Exercise: Please print every record below exactly as it appears.

[Extracts from a graphics dataset]
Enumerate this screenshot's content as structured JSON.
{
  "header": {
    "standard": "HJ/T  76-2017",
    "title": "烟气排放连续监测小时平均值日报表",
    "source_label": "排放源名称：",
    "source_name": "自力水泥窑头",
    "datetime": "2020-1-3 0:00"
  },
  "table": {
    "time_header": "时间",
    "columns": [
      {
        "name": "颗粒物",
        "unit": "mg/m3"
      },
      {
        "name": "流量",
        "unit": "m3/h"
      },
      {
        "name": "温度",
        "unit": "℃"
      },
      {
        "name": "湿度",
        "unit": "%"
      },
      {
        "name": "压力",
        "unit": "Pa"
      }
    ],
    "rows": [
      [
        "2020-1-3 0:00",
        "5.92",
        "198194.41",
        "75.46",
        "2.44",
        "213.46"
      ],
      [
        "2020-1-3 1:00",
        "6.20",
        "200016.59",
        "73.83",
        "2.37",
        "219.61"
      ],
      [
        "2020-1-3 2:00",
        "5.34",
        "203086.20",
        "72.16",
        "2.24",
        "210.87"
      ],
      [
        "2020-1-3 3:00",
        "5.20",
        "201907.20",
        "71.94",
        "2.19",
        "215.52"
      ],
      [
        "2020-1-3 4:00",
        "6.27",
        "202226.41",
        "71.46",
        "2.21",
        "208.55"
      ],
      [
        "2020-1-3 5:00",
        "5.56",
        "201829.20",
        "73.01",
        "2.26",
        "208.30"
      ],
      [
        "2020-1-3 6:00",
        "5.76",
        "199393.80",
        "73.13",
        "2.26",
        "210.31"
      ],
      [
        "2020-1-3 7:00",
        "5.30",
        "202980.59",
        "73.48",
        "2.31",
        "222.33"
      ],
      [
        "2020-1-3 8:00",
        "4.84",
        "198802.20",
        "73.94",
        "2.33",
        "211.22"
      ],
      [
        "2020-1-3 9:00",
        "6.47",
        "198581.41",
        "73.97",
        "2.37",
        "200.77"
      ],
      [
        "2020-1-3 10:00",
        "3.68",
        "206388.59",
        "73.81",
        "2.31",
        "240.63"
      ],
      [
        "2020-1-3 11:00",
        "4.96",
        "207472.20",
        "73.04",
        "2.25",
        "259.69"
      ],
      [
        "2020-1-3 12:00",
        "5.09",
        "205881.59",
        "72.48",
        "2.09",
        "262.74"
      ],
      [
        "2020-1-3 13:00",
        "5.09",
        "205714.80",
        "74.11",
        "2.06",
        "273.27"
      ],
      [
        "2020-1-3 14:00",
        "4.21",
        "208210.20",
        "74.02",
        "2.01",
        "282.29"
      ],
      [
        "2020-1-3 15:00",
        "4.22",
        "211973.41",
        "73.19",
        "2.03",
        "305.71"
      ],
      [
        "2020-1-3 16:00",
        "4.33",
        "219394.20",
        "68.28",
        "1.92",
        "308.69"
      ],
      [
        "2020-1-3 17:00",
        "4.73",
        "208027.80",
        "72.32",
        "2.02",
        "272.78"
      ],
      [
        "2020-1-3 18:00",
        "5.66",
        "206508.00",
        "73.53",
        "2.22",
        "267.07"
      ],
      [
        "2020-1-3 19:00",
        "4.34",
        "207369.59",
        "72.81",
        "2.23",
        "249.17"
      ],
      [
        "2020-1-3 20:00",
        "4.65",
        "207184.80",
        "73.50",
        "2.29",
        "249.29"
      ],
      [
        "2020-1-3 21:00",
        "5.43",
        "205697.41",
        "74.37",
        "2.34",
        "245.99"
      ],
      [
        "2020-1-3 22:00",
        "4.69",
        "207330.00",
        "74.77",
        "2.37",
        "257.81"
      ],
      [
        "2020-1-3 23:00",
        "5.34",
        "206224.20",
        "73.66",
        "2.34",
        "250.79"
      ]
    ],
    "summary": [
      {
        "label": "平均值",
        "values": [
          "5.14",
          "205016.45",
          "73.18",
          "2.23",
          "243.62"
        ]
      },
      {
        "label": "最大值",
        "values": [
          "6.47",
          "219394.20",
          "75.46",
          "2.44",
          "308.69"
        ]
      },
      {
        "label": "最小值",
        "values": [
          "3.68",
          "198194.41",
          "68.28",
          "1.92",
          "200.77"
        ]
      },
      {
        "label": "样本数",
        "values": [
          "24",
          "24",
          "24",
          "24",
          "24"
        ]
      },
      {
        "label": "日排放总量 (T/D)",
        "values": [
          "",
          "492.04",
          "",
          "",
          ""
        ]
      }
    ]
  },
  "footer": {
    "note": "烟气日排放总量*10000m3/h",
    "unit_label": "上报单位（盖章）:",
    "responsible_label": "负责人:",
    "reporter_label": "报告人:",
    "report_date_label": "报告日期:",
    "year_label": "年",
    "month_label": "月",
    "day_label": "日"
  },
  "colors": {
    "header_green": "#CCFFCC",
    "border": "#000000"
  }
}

Full output:
Enumerate this screenshot's content as structured JSON.
{
  "header": {
    "standard": "HJ/T  76-2017",
    "title": "烟气排放连续监测小时平均值日报表",
    "source_label": "排放源名称：",
    "source_name": "自力水泥窑头",
    "datetime": "2020-1-3 0:00"
  },
  "table": {
    "time_header": "时间",
    "columns": [
      {
        "name": "颗粒物",
        "unit": "mg/m3"
      },
      {
        "name": "流量",
        "unit": "m3/h"
      },
      {
        "name": "温度",
        "unit": "℃"
      },
      {
        "name": "湿度",
        "unit": "%"
      },
      {
        "name": "压力",
        "unit": "Pa"
      }
    ],
    "rows": [
      [
        "2020-1-3 0:00",
        "5.92",
        "198194.41",
        "75.46",
        "2.44",
        "213.46"
      ],
      [
        "2020-1-3 1:00",
        "6.20",
        "200016.59",
        "73.83",
        "2.37",
        "219.61"
      ],
      [
        "2020-1-3 2:00",
        "5.34",
        "203086.20",
        "72.16",
        "2.24",
        "210.87"
      ],
      [
        "2020-1-3 3:00",
        "5.20",
        "201907.20",
        "71.94",
        "2.19",
        "215.52"
      ],
      [
        "2020-1-3 4:00",
        "6.27",
        "202226.41",
        "71.46",
        "2.21",
        "208.55"
      ],
      [
        "2020-1-3 5:00",
        "5.56",
        "201829.20",
        "73.01",
        "2.26",
        "208.30"
      ],
      [
        "2020-1-3 6:00",
        "5.76",
        "199393.80",
        "73.13",
        "2.26",
        "210.31"
      ],
      [
        "2020-1-3 7:00",
        "5.30",
        "202980.59",
        "73.48",
        "2.31",
        "222.33"
      ],
      [
        "2020-1-3 8:00",
        "4.84",
        "198802.20",
        "73.94",
        "2.33",
        "211.22"
      ],
      [
        "2020-1-3 9:00",
        "6.47",
        "198581.41",
        "73.97",
        "2.37",
        "200.77"
      ],
      [
        "2020-1-3 10:00",
        "3.68",
        "206388.59",
        "73.81",
        "2.31",
        "240.63"
      ],
      [
        "2020-1-3 11:00",
        "4.96",
        "207472.20",
        "73.04",
        "2.25",
        "259.69"
      ],
      [
        "2020-1-3 12:00",
        "5.09",
        "205881.59",
        "72.48",
        "2.09",
        "262.74"
      ],
      [
        "2020-1-3 13:00",
        "5.09",
        "205714.80",
        "74.11",
        "2.06",
        "273.27"
      ],
      [
        "2020-1-3 14:00",
        "4.21",
        "208210.20",
        "74.02",
        "2.01",
        "282.29"
      ],
      [
        "2020-1-3 15:00",
        "4.22",
        "211973.41",
        "73.19",
        "2.03",
        "305.71"
      ],
      [
        "2020-1-3 16:00",
        "4.33",
        "219394.20",
        "68.28",
        "1.92",
        "308.69"
      ],
      [
        "2020-1-3 17:00",
        "4.73",
        "208027.80",
        "72.32",
        "2.02",
        "272.78"
      ],
      [
        "2020-1-3 18:00",
        "5.66",
        "206508.00",
        "73.53",
        "2.22",
        "267.07"
      ],
      [
        "2020-1-3 19:00",
        "4.34",
        "207369.59",
        "72.81",
        "2.23",
        "249.17"
      ],
      [
        "2020-1-3 20:00",
        "4.65",
        "207184.80",
        "73.50",
        "2.29",
        "249.29"
      ],
      [
        "2020-1-3 21:00",
        "5.43",
        "205697.41",
        "74.37",
        "2.34",
        "245.99"
      ],
      [
        "2020-1-3 22:00",
        "4.69",
        "207330.00",
        "74.77",
        "2.37",
        "257.81"
      ],
      [
        "2020-1-3 23:00",
        "5.34",
        "206224.20",
        "73.66",
        "2.34",
        "250.79"
      ]
    ],
    "summary": [
      {
        "label": "平均值",
        "values": [
          "5.14",
          "205016.45",
          "73.18",
          "2.23",
          "243.62"
        ]
      },
      {
        "label": "最大值",
        "values": [
          "6.47",
          "219394.20",
          "75.46",
          "2.44",
          "308.69"
        ]
      },
      {
        "label": "最小值",
        "values": [
          "3.68",
          "198194.41",
          "68.28",
          "1.92",
          "200.77"
        ]
      },
      {
        "label": "样本数",
        "values": [
          "24",
          "24",
          "24",
          "24",
          "24"
        ]
      },
      {
        "label": "日排放总量 (T/D)",
        "values": [
          "",
          "492.04",
          "",
          "",
          ""
        ]
      }
    ]
  },
  "footer": {
    "note": "烟气日排放总量*10000m3/h",
    "unit_label": "上报单位（盖章）:",
    "responsible_label": "负责人:",
    "reporter_label": "报告人:",
    "report_date_label": "报告日期:",
    "year_label": "年",
    "month_label": "月",
    "day_label": "日"
  },
  "colors": {
    "header_green": "#CCFFCC",
    "border": "#000000"
  }
}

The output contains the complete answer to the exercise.